**WHAT IS BEING ASKED:** Each line of the material below that holds the word "between" needs to be copied.

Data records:

## start

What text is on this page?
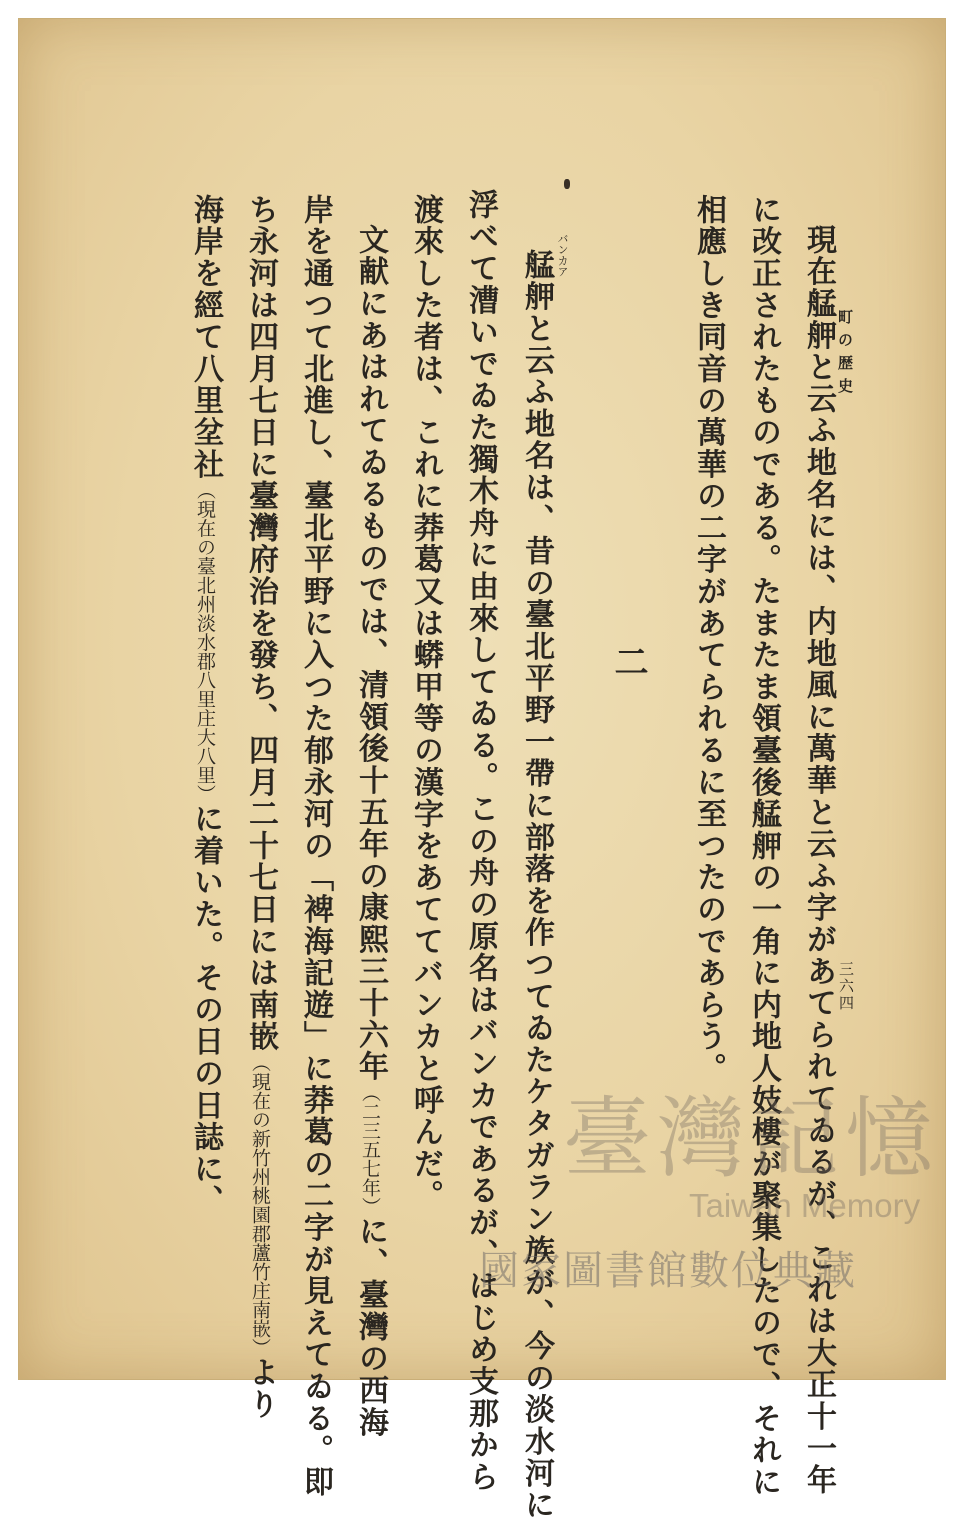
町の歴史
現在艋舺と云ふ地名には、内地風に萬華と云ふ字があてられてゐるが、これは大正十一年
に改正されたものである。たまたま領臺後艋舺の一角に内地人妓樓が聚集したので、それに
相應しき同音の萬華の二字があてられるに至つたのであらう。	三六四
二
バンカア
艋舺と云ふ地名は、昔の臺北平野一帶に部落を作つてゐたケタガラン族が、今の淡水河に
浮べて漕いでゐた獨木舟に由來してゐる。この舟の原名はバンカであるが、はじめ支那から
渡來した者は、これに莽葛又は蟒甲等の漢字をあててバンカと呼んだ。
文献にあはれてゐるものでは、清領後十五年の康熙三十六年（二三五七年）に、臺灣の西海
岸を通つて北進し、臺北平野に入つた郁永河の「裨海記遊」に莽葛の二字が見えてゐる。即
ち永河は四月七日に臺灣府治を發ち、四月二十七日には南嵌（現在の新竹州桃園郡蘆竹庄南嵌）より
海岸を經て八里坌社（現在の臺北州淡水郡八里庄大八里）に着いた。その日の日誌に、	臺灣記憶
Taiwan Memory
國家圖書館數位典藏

## end
## start

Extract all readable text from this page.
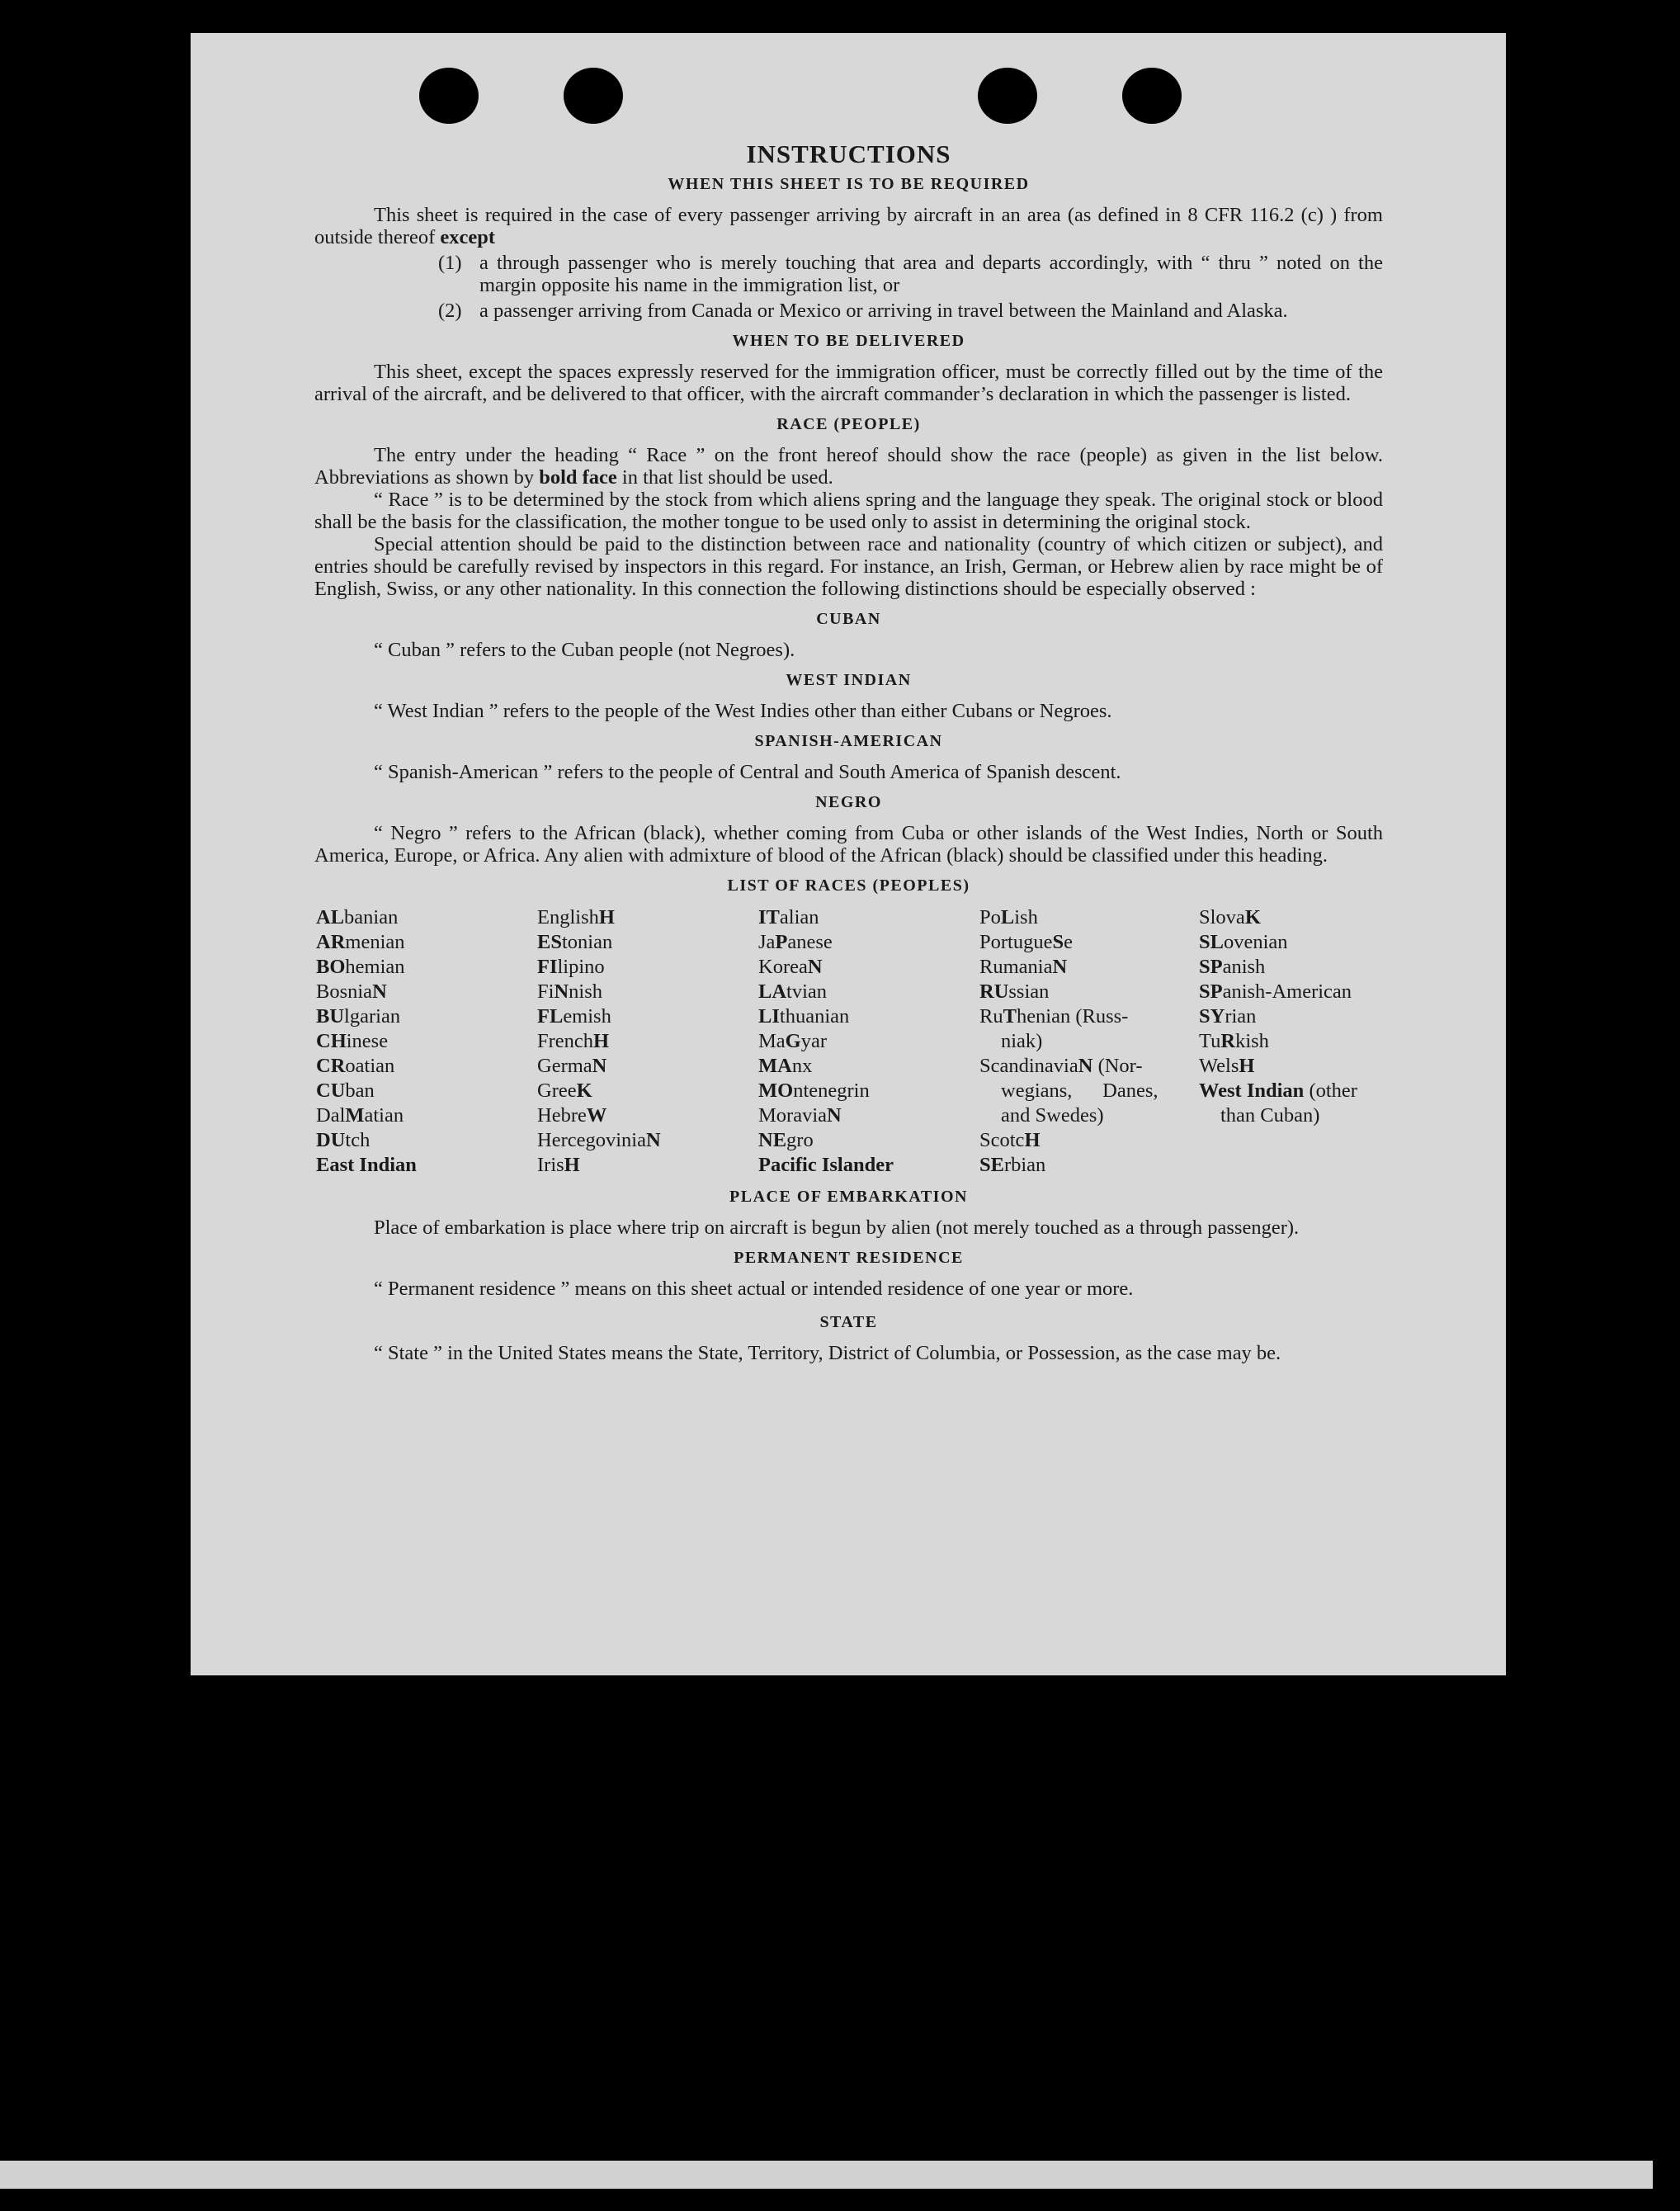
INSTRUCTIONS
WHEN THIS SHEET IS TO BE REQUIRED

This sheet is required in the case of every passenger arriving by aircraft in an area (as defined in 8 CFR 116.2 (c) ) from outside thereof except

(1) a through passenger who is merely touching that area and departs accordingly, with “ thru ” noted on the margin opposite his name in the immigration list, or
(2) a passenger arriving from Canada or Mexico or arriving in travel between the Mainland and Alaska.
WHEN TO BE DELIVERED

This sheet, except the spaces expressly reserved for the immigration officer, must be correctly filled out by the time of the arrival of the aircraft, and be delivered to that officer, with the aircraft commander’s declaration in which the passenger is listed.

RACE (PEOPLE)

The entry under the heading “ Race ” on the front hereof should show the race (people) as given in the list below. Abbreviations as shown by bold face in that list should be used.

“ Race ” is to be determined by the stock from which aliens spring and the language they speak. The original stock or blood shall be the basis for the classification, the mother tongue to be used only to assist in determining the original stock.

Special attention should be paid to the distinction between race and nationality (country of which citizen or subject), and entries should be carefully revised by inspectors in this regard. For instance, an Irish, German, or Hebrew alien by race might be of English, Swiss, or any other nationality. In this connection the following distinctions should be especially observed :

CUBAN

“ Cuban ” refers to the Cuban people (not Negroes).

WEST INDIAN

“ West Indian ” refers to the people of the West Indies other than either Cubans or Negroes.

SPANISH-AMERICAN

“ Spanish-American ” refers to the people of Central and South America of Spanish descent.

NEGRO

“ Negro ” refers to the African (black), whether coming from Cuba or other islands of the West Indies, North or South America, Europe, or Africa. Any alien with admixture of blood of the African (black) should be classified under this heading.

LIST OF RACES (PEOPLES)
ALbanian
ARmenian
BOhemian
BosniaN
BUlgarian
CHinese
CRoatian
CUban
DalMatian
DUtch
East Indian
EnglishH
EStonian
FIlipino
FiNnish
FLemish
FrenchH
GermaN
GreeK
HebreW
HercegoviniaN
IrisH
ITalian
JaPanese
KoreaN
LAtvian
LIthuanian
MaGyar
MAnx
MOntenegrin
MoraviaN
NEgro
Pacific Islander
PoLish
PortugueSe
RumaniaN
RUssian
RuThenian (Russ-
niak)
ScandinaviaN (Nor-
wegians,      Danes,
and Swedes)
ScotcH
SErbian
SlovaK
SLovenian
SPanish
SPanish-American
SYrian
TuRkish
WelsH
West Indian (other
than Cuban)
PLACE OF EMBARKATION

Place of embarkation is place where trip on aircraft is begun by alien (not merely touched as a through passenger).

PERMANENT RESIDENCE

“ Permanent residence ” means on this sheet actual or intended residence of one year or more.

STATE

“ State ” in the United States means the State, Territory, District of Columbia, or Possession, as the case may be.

## end
## start

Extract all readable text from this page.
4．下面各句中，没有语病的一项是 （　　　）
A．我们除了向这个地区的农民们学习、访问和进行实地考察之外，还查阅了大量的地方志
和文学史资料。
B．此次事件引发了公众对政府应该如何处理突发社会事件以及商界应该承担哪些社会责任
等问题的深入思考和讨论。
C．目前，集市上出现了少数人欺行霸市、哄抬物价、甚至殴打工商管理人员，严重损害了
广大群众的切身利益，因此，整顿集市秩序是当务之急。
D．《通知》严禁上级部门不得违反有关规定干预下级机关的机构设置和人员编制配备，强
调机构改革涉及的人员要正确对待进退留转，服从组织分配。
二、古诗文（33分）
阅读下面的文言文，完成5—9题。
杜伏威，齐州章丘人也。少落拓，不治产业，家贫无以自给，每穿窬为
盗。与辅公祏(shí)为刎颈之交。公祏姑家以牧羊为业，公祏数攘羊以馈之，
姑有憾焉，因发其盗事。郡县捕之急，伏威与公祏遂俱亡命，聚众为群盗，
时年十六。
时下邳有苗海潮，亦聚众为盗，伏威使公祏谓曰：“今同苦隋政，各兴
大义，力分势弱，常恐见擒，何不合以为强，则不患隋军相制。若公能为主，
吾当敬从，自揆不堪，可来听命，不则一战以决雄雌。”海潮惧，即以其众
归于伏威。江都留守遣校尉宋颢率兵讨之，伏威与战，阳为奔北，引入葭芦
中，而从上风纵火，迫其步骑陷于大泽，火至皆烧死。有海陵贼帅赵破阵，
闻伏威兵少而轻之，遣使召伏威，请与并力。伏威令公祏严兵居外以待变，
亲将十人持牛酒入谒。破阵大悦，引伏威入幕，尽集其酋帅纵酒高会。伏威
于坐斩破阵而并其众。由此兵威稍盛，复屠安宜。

## end

**RESPONSE TO THIS TASK:**
(2) a passenger arriving from Canada or Mexico or arriving in travel between the Mainland and Alaska.
Special attention should be paid to the distinction between race and nationality (country of which citizen or subject), and entries should be carefully revised by inspectors in this regard. For instance, an Irish, German, or Hebrew alien by race might be of English, Swiss, or any other nationality. In this connection the following distinctions should be especially observed :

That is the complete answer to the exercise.